◆ **Data supplied**

◆ ◆ ◆ ◆

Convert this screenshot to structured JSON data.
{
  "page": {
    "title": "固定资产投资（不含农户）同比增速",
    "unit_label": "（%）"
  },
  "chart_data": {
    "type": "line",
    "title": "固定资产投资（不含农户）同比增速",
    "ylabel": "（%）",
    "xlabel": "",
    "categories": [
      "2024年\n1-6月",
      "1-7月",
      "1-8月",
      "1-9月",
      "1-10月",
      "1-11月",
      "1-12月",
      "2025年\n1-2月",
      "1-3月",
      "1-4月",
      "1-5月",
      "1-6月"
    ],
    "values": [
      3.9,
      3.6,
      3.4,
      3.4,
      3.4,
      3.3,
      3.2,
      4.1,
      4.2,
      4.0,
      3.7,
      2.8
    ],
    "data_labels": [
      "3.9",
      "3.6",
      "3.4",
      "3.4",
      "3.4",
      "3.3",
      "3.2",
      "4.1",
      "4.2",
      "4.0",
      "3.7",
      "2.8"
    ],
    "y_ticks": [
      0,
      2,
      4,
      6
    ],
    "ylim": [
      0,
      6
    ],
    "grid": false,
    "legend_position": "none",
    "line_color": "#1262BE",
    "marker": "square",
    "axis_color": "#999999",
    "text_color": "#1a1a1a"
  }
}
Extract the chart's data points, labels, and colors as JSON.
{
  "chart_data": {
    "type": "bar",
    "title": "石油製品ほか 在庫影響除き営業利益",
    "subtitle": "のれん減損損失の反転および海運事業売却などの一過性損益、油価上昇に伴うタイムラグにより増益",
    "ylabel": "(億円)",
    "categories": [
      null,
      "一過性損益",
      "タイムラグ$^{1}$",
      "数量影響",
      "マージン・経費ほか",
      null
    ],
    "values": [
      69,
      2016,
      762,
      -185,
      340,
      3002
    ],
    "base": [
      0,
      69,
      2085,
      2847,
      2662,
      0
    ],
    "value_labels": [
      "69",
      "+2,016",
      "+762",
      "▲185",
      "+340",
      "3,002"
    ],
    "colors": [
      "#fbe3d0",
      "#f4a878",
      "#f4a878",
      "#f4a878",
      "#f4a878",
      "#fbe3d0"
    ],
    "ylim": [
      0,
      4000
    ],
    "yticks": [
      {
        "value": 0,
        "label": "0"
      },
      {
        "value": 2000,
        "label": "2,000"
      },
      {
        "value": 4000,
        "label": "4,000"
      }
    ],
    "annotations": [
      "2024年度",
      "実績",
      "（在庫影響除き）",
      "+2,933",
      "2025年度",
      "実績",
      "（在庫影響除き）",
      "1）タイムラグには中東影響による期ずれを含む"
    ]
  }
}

◆ ◆ ◆ ◆

◆ **What is required**
Each line in the entries above that includes the string "colors" should be extracted.

◆ **Reply**
Extract the chart's data points, labels, and colors as JSON.
    "colors": [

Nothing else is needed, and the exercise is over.